**KURZE ÜBUNG 1**
Gib aus der Auflistung die Zeilen unverändert wieder, beginnend mit der Zeile, die „storage-drive-line-2: ソリッドステート bbox=[133, 399, 262, 418]“ enthält, bis einschließlich der letzten Zeile der Auflistung.

Wer bei der „Kirche“ an die heutigen offiziellen Kirchen denkt, wird allerdings schnell feststellen, dass diese Organisationen sehr weit weg von diesem Ideal sind. Die Kirche Jesu gibt es nicht in diesen Kreisen, sondern dort, wo Menschen tatsächlich Jesus nachfolgen. Dort wird das Werk Gottes sichtbar, auch wenn die Vollkommenheit erst in der Ewigkeit erreicht werden wird. Doch das Werk der Heiligung muss in dieser Welt stattfinden. So schreibt auch Paulus:

Denn ich werbe eifrig um euch mit dem Eifer Gottes; ich habe euch einem einzigen Mann verlobt, um euch als reine Jungfrau zu Christus zu führen. (2 Korinther 11,2)

Auch von den 144.000 auf dem Berg Zion wird gesagt, dass sie makellos sind:

4 Sie sind es, die sich nicht mit Frauen befleckt haben; denn sie sind jungfräulich. Sie folgen dem Lamm, wohin es geht. Sie allein unter allen Menschen sind freigekauft als Erstlingsgabe für Gott und das Lamm. 5 Denn in ihrem Mund fand sich keinerlei Lüge. Sie sind ohne Makel. (Offenbarung 14,4-5)

Hohelied 4,7 passt also durchaus in die Allegorie. Gott sieht seine Braut vom Ende her, von der Vollkommenheit, die sie durch ihre Begegnung mit ihm erhält.

In der katholischen und ostkirchlichen Tradition wird die Braut des Hohelieds auch auf Maria, die Mutter Jesu bezogen.

**AUFGELISTETE EINTRÄGE**
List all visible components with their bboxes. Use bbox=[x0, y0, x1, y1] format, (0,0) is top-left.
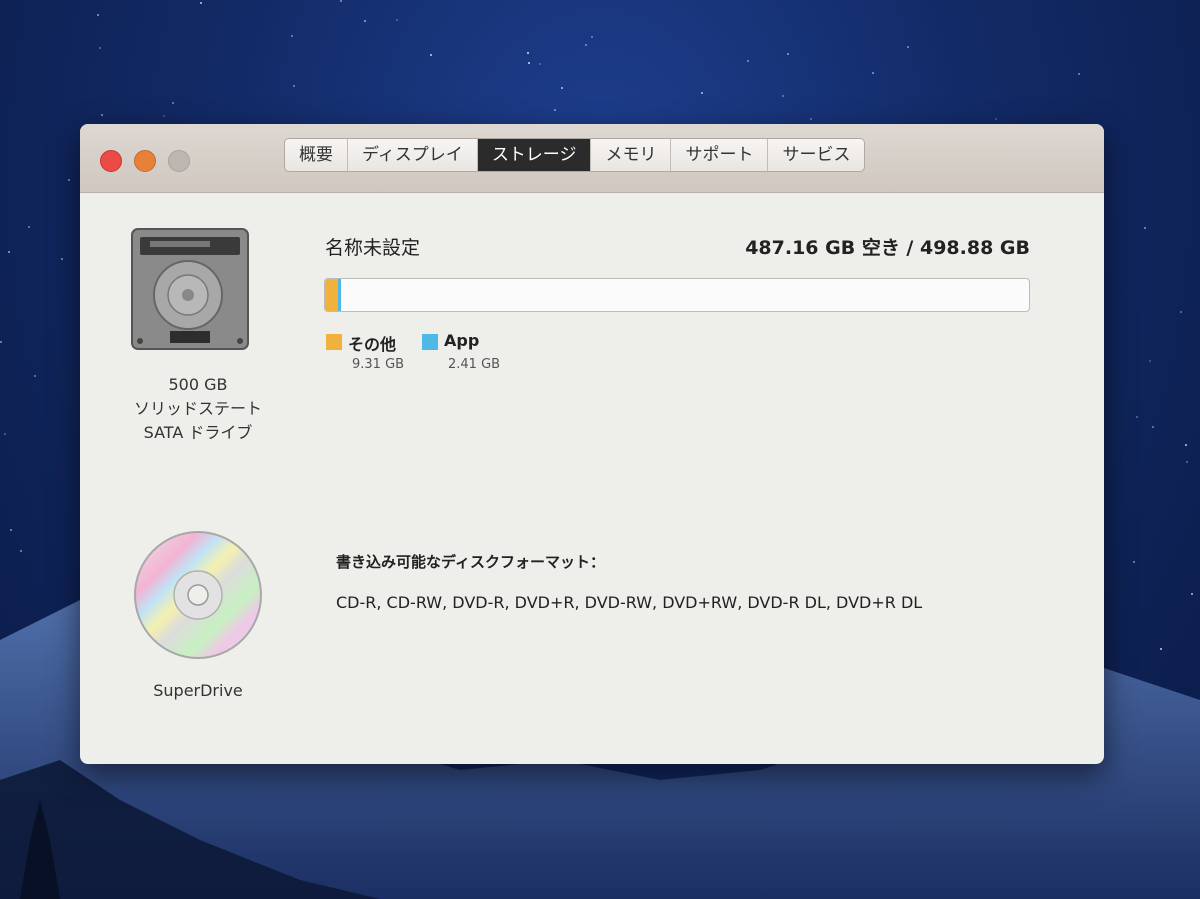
storage-drive-line-2: ソリッドステート bbox=[133, 399, 262, 418]
optical-disc-icon bbox=[134, 531, 262, 659]
tab-displays[interactable]: ディスプレイ bbox=[348, 139, 478, 171]
close-button[interactable] bbox=[100, 150, 122, 172]
storage-usage-bar bbox=[324, 278, 1030, 312]
writable-formats-list: CD-R, CD-RW, DVD-R, DVD+R, DVD-RW, DVD+R… bbox=[336, 593, 923, 612]
legend-size-app: 2.41 GB bbox=[448, 357, 501, 372]
optical-drive-label: SuperDrive bbox=[153, 681, 243, 700]
usage-segment-other bbox=[325, 279, 338, 311]
storage-pane: 500 GB ソリッドステート SATA ドライブ 名称未設定 487.16 G… bbox=[80, 193, 1104, 764]
drive-free-space: 487.16 GB 空き / 498.88 GB bbox=[745, 237, 1030, 259]
minimize-button[interactable] bbox=[134, 150, 156, 172]
legend-item-app: App 2.41 GB bbox=[422, 331, 522, 375]
tab-bar: 概要 ディスプレイ ストレージ メモリ サポート サービス bbox=[284, 138, 866, 172]
tab-support[interactable]: サポート bbox=[671, 139, 769, 171]
legend-name-other: その他 bbox=[348, 335, 397, 354]
window-titlebar: 概要 ディスプレイ ストレージ メモリ サポート サービス bbox=[80, 124, 1104, 193]
hard-drive-icon bbox=[131, 228, 249, 350]
writable-formats-title: 書き込み可能なディスクフォーマット： bbox=[336, 553, 605, 571]
legend-swatch-other bbox=[326, 334, 342, 350]
storage-drive-line-3: SATA ドライブ bbox=[143, 423, 253, 442]
zoom-button[interactable] bbox=[168, 150, 190, 172]
tab-overview[interactable]: 概要 bbox=[285, 139, 348, 171]
legend-item-other: その他 9.31 GB bbox=[326, 331, 416, 375]
legend-swatch-app bbox=[422, 334, 438, 350]
system-info-window: 概要 ディスプレイ ストレージ メモリ サポート サービス 500 GB ソリッ… bbox=[80, 124, 1104, 764]
tab-storage[interactable]: ストレージ bbox=[477, 139, 592, 171]
storage-drive-line-1: 500 GB bbox=[168, 375, 228, 394]
tab-memory[interactable]: メモリ bbox=[591, 139, 672, 171]
tab-service[interactable]: サービス bbox=[768, 139, 864, 171]
legend-size-other: 9.31 GB bbox=[352, 357, 405, 372]
drive-volume-name: 名称未設定 bbox=[325, 237, 421, 259]
legend-name-app: App bbox=[444, 331, 480, 350]
usage-segment-app bbox=[338, 279, 341, 311]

**KURZE ÜBUNG 2**
Auf wen wird die Braut des Hohelieds laut dem Textabschnitt in der katholischen und ostkirchlichen Tradition auch bezogen?

**VOLLSTÄNDIGE ANTWORT 1**
storage-drive-line-2: ソリッドステート bbox=[133, 399, 262, 418]
optical-disc-icon bbox=[134, 531, 262, 659]
tab-displays[interactable]: ディスプレイ bbox=[348, 139, 478, 171]
close-button[interactable] bbox=[100, 150, 122, 172]
storage-usage-bar bbox=[324, 278, 1030, 312]
writable-formats-list: CD-R, CD-RW, DVD-R, DVD+R, DVD-RW, DVD+R… bbox=[336, 593, 923, 612]
legend-size-app: 2.41 GB bbox=[448, 357, 501, 372]
optical-drive-label: SuperDrive bbox=[153, 681, 243, 700]
usage-segment-other bbox=[325, 279, 338, 311]
storage-pane: 500 GB ソリッドステート SATA ドライブ 名称未設定 487.16 G… bbox=[80, 193, 1104, 764]
drive-free-space: 487.16 GB 空き / 498.88 GB bbox=[745, 237, 1030, 259]
minimize-button[interactable] bbox=[134, 150, 156, 172]
legend-item-app: App 2.41 GB bbox=[422, 331, 522, 375]
tab-bar: 概要 ディスプレイ ストレージ メモリ サポート サービス bbox=[284, 138, 866, 172]
tab-support[interactable]: サポート bbox=[671, 139, 769, 171]
legend-name-other: その他 bbox=[348, 335, 397, 354]
window-titlebar: 概要 ディスプレイ ストレージ メモリ サポート サービス bbox=[80, 124, 1104, 193]
hard-drive-icon bbox=[131, 228, 249, 350]
writable-formats-title: 書き込み可能なディスクフォーマット： bbox=[336, 553, 605, 571]
legend-swatch-other bbox=[326, 334, 342, 350]
storage-drive-line-3: SATA ドライブ bbox=[143, 423, 253, 442]
zoom-button[interactable] bbox=[168, 150, 190, 172]
tab-overview[interactable]: 概要 bbox=[285, 139, 348, 171]
legend-item-other: その他 9.31 GB bbox=[326, 331, 416, 375]
legend-swatch-app bbox=[422, 334, 438, 350]
system-info-window: 概要 ディスプレイ ストレージ メモリ サポート サービス 500 GB ソリッ… bbox=[80, 124, 1104, 764]
tab-storage[interactable]: ストレージ bbox=[477, 139, 592, 171]
storage-drive-line-1: 500 GB bbox=[168, 375, 228, 394]
tab-memory[interactable]: メモリ bbox=[591, 139, 672, 171]
tab-service[interactable]: サービス bbox=[768, 139, 864, 171]
legend-size-other: 9.31 GB bbox=[352, 357, 405, 372]
drive-volume-name: 名称未設定 bbox=[325, 237, 421, 259]
legend-name-app: App bbox=[444, 331, 480, 350]
usage-segment-app bbox=[338, 279, 341, 311]

**VOLLSTÄNDIGE ANTWORT 2**
Auf Maria, die Mutter Jesu.